GIVEN INSTRUCTION »
Set down the material below word for word, excluding the pictures.

EXTRACTED ENTRIES »
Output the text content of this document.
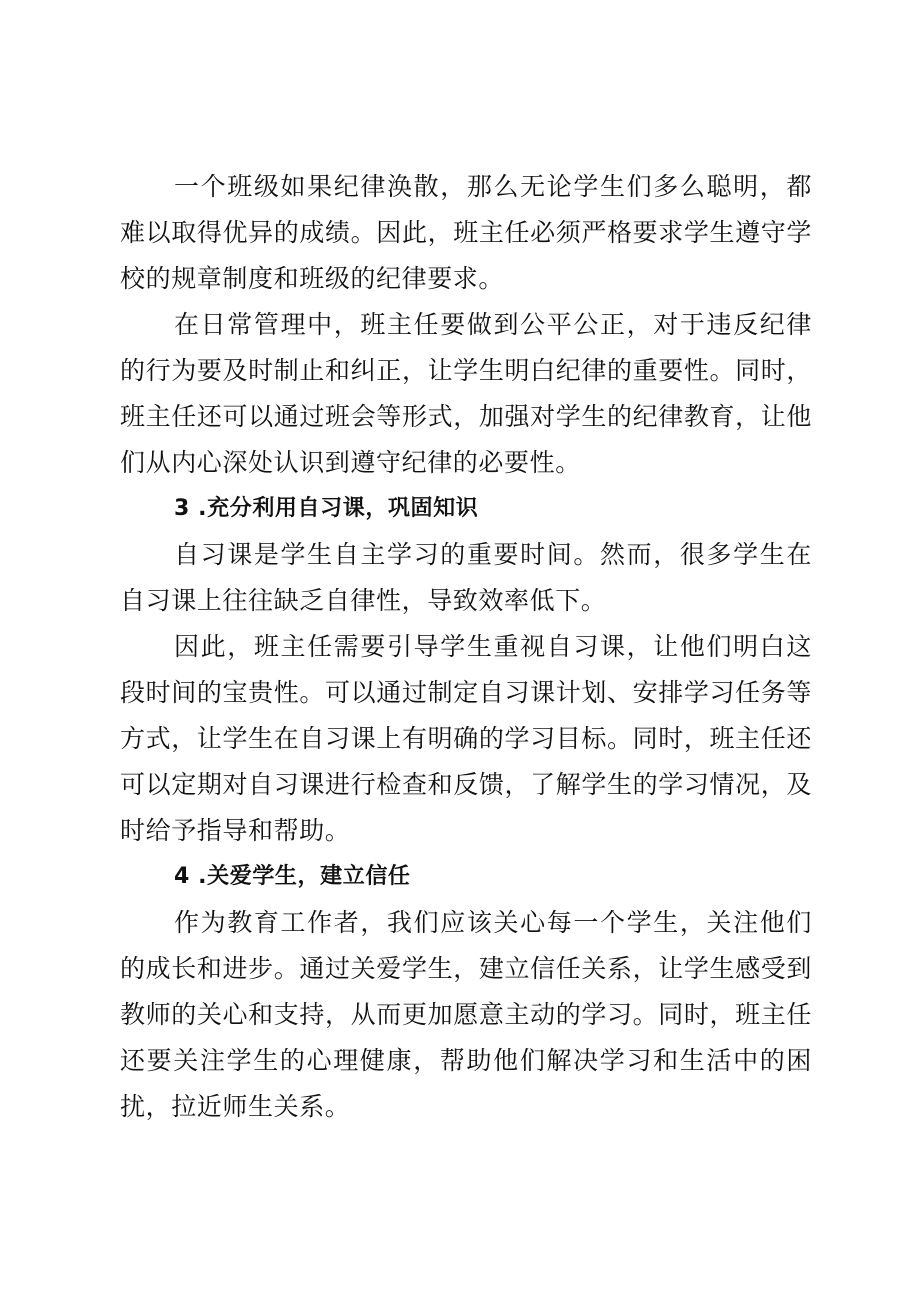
一个班级如果纪律涣散，那么无论学生们多么聪明，都难以取得优异的成绩。因此，班主任必须严格要求学生遵守学校的规章制度和班级的纪律要求。

在日常管理中，班主任要做到公平公正，对于违反纪律的行为要及时制止和纠正，让学生明白纪律的重要性。同时，班主任还可以通过班会等形式，加强对学生的纪律教育，让他们从内心深处认识到遵守纪律的必要性。

3 .充分利用自习课，巩固知识

自习课是学生自主学习的重要时间。然而，很多学生在自习课上往往缺乏自律性，导致效率低下。

因此，班主任需要引导学生重视自习课，让他们明白这段时间的宝贵性。可以通过制定自习课计划、安排学习任务等方式，让学生在自习课上有明确的学习目标。同时，班主任还可以定期对自习课进行检查和反馈，了解学生的学习情况，及时给予指导和帮助。

4 .关爱学生，建立信任

作为教育工作者，我们应该关心每一个学生，关注他们的成长和进步。通过关爱学生，建立信任关系，让学生感受到教师的关心和支持，从而更加愿意主动的学习。同时，班主任还要关注学生的心理健康，帮助他们解决学习和生活中的困扰，拉近师生关系。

ANSWER TO THE EXERCISE »
Output the text content of this document.
一个班级如果纪律涣散，那么无论学生们多么聪明，都难以取得优异的成绩。因此，班主任必须严格要求学生遵守学校的规章制度和班级的纪律要求。

在日常管理中，班主任要做到公平公正，对于违反纪律的行为要及时制止和纠正，让学生明白纪律的重要性。同时，班主任还可以通过班会等形式，加强对学生的纪律教育，让他们从内心深处认识到遵守纪律的必要性。

3 .充分利用自习课，巩固知识

自习课是学生自主学习的重要时间。然而，很多学生在自习课上往往缺乏自律性，导致效率低下。

因此，班主任需要引导学生重视自习课，让他们明白这段时间的宝贵性。可以通过制定自习课计划、安排学习任务等方式，让学生在自习课上有明确的学习目标。同时，班主任还可以定期对自习课进行检查和反馈，了解学生的学习情况，及时给予指导和帮助。

4 .关爱学生，建立信任

作为教育工作者，我们应该关心每一个学生，关注他们的成长和进步。通过关爱学生，建立信任关系，让学生感受到教师的关心和支持，从而更加愿意主动的学习。同时，班主任还要关注学生的心理健康，帮助他们解决学习和生活中的困扰，拉近师生关系。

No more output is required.